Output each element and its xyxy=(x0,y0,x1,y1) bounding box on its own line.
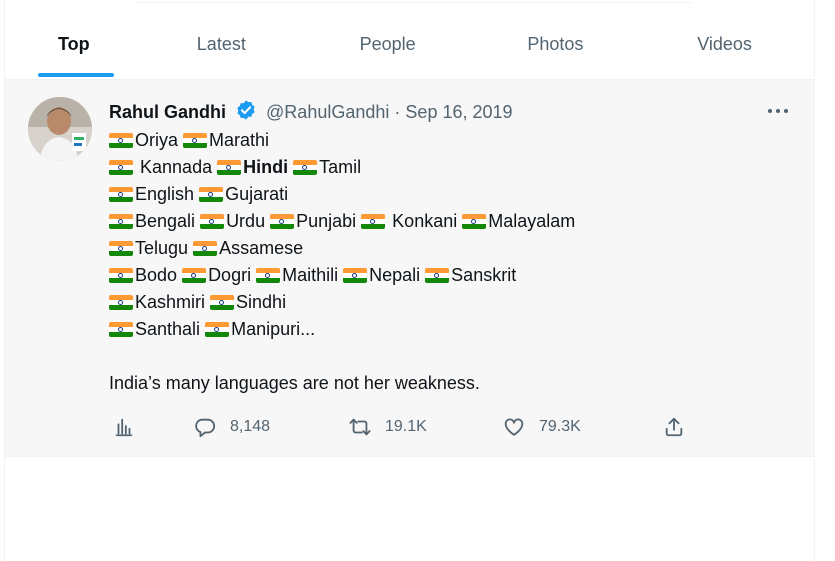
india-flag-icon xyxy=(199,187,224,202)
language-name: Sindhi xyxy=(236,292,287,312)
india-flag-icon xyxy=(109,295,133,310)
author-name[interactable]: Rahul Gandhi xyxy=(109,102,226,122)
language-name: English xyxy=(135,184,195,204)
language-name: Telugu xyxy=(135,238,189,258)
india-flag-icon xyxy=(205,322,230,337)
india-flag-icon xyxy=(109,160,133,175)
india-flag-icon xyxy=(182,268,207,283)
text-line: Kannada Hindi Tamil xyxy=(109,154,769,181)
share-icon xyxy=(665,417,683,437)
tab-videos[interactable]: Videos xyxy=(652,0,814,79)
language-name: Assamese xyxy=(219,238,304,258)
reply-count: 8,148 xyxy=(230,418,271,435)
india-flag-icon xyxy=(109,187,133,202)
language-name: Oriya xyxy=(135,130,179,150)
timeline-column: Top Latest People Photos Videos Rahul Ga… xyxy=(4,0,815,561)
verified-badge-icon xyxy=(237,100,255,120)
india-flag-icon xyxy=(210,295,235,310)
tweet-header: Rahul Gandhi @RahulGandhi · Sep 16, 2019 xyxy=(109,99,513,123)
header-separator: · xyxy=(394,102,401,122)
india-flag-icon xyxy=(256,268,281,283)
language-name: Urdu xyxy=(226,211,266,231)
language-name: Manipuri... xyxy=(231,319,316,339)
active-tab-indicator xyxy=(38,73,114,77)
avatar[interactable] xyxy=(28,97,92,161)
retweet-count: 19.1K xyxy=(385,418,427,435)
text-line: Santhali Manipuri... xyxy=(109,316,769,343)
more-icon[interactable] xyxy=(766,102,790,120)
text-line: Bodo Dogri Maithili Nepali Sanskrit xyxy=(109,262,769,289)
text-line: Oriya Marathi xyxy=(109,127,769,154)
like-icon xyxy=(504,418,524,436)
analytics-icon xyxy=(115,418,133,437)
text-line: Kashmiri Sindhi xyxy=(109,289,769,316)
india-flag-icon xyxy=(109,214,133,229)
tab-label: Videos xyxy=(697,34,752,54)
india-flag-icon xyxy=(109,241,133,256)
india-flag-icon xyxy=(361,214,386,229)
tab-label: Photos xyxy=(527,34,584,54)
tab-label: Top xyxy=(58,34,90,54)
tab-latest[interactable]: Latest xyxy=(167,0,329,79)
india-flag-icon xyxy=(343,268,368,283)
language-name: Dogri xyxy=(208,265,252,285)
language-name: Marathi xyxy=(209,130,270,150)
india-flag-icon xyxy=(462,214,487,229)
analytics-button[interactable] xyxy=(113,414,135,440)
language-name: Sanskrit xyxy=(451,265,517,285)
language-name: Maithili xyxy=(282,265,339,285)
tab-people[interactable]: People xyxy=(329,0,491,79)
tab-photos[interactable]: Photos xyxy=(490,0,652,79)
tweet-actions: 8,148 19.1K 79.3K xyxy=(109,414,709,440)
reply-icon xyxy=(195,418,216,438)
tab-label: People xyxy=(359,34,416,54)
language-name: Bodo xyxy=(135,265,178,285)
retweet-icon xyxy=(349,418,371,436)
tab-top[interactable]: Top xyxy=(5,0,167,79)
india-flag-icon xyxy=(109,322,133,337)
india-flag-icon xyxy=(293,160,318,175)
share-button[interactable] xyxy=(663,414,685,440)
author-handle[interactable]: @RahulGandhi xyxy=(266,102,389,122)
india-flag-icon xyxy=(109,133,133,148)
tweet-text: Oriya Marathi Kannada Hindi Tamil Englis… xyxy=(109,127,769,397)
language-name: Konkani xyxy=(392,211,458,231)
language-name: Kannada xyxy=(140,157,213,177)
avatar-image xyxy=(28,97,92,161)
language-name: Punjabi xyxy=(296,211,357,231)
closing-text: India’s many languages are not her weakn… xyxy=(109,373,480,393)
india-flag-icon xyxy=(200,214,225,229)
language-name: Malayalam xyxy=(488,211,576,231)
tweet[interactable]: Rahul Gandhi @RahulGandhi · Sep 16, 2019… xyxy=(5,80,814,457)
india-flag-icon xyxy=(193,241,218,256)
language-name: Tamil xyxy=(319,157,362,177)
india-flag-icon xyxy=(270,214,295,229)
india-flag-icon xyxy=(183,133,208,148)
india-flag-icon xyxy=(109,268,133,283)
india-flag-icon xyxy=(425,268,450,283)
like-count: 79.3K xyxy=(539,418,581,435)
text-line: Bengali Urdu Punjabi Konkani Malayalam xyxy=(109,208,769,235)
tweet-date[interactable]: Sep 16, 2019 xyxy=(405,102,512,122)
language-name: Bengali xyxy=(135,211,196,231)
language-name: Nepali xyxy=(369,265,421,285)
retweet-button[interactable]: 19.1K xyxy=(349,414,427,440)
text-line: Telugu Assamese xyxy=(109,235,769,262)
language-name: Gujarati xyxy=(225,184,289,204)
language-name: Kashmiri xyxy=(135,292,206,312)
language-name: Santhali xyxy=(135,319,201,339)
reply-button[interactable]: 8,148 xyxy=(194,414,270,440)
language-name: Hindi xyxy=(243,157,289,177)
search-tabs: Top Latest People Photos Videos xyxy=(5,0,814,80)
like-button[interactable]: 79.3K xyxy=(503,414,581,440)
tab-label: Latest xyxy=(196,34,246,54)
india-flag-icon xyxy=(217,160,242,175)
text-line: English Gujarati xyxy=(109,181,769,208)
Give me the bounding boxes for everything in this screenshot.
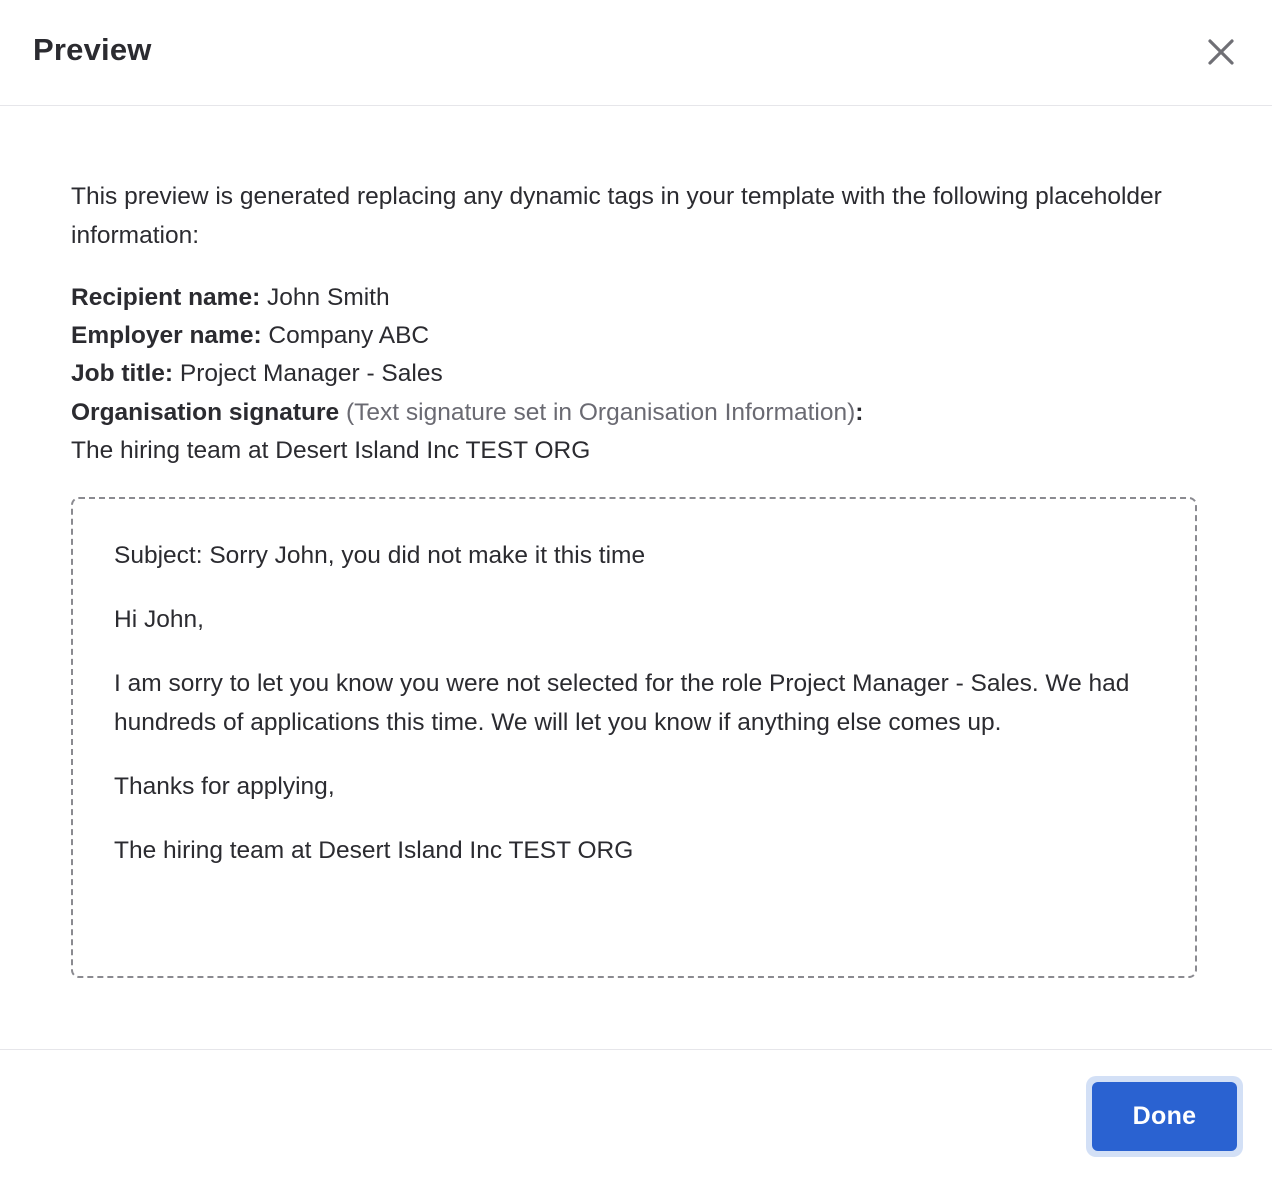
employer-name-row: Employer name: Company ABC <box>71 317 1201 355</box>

* _TASK TO COMPLETE_: Reproduce the rows verbatim, from the line with "india-flag-icon xyxy=(199,187,224,202)" up to and including the line with "share-icon xyxy=(665,417,683,437)".

* _SOLUTION TO THIS EXERCISE_:
india-flag-icon xyxy=(199,187,224,202)
language-name: Sindhi xyxy=(236,292,287,312)
india-flag-icon xyxy=(109,295,133,310)
author-name[interactable]: Rahul Gandhi xyxy=(109,102,226,122)
language-name: English xyxy=(135,184,195,204)
language-name: Telugu xyxy=(135,238,189,258)
india-flag-icon xyxy=(205,322,230,337)
india-flag-icon xyxy=(109,160,133,175)
india-flag-icon xyxy=(182,268,207,283)
text-line: Kannada Hindi Tamil xyxy=(109,154,769,181)
share-icon xyxy=(665,417,683,437)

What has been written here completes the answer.